▸ **Records provided**:
━━━━━━━━━━

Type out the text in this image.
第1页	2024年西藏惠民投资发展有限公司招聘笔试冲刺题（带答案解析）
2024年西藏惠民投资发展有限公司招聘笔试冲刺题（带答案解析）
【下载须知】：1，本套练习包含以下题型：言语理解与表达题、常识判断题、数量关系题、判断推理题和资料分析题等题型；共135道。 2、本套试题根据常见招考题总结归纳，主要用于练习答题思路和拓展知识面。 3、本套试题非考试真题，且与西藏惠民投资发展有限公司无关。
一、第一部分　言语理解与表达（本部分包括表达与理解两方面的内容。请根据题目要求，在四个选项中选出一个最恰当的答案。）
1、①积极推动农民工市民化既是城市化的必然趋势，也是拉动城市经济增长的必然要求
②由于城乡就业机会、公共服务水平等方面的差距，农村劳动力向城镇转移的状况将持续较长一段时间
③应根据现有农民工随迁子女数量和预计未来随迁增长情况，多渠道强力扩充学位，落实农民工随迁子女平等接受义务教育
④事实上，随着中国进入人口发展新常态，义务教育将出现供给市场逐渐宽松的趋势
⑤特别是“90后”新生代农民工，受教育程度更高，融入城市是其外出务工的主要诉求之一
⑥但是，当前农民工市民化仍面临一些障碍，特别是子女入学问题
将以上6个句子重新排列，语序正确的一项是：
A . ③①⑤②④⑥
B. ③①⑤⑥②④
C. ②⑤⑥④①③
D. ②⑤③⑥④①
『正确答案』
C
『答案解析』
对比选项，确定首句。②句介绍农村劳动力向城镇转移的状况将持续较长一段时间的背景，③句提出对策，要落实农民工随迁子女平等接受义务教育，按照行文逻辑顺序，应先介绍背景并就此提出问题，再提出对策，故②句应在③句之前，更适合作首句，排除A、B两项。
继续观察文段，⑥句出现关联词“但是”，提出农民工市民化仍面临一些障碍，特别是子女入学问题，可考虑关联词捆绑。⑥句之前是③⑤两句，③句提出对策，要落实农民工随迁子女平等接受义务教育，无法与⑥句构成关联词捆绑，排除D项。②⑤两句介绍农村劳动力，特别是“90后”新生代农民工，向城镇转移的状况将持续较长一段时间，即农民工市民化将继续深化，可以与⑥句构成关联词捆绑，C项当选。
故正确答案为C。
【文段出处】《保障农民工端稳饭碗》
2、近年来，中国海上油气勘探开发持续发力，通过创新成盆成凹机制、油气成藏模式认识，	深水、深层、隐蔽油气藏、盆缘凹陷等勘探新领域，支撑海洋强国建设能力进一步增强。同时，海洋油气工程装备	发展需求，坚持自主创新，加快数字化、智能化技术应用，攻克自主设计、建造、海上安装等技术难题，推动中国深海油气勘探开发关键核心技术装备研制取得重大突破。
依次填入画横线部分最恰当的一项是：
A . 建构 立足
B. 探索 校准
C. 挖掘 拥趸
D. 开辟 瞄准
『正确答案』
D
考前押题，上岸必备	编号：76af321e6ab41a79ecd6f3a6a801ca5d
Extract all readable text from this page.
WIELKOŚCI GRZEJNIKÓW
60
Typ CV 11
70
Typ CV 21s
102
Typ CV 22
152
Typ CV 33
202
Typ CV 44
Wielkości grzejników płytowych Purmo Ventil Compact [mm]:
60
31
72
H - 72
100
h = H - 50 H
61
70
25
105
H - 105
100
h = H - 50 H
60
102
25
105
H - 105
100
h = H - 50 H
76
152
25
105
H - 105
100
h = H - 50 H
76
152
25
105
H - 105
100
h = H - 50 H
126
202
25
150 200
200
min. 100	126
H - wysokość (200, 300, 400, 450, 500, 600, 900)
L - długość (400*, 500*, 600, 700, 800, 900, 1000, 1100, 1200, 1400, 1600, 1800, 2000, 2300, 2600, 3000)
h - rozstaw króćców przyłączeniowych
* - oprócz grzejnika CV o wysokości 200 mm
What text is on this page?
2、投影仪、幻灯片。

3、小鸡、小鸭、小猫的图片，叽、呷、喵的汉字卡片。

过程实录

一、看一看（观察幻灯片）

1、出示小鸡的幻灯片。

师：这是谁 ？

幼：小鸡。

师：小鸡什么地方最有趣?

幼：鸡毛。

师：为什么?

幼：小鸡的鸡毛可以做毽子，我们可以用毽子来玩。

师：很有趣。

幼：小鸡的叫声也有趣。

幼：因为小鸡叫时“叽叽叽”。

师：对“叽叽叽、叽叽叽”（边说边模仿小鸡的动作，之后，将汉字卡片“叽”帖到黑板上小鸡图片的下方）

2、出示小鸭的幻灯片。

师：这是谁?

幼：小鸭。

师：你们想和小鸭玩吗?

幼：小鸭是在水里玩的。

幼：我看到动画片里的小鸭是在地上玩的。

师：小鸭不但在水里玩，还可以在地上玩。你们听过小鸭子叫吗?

━━━━━━━━━━

▸ **Task**: Your task is to write out the lines from the one with "Extract all readable text from this page." through the end of the records, exactly and with nothing added.

▸ **Written answer**:
Extract all readable text from this page.
WIELKOŚCI GRZEJNIKÓW
60
Typ CV 11
70
Typ CV 21s
102
Typ CV 22
152
Typ CV 33
202
Typ CV 44
Wielkości grzejników płytowych Purmo Ventil Compact [mm]:
60
31
72
H - 72
100
h = H - 50 H
61
70
25
105
H - 105
100
h = H - 50 H
60
102
25
105
H - 105
100
h = H - 50 H
76
152
25
105
H - 105
100
h = H - 50 H
76
152
25
105
H - 105
100
h = H - 50 H
126
202
25
150 200
200
min. 100	126
H - wysokość (200, 300, 400, 450, 500, 600, 900)
L - długość (400*, 500*, 600, 700, 800, 900, 1000, 1100, 1200, 1400, 1600, 1800, 2000, 2300, 2600, 3000)
h - rozstaw króćców przyłączeniowych
* - oprócz grzejnika CV o wysokości 200 mm
What text is on this page?
2、投影仪、幻灯片。

3、小鸡、小鸭、小猫的图片，叽、呷、喵的汉字卡片。

过程实录

一、看一看（观察幻灯片）

1、出示小鸡的幻灯片。

师：这是谁 ？

幼：小鸡。

师：小鸡什么地方最有趣?

幼：鸡毛。

师：为什么?

幼：小鸡的鸡毛可以做毽子，我们可以用毽子来玩。

师：很有趣。

幼：小鸡的叫声也有趣。

幼：因为小鸡叫时“叽叽叽”。

师：对“叽叽叽、叽叽叽”（边说边模仿小鸡的动作，之后，将汉字卡片“叽”帖到黑板上小鸡图片的下方）

2、出示小鸭的幻灯片。

师：这是谁?

幼：小鸭。

师：你们想和小鸭玩吗?

幼：小鸭是在水里玩的。

幼：我看到动画片里的小鸭是在地上玩的。

师：小鸭不但在水里玩，还可以在地上玩。你们听过小鸭子叫吗?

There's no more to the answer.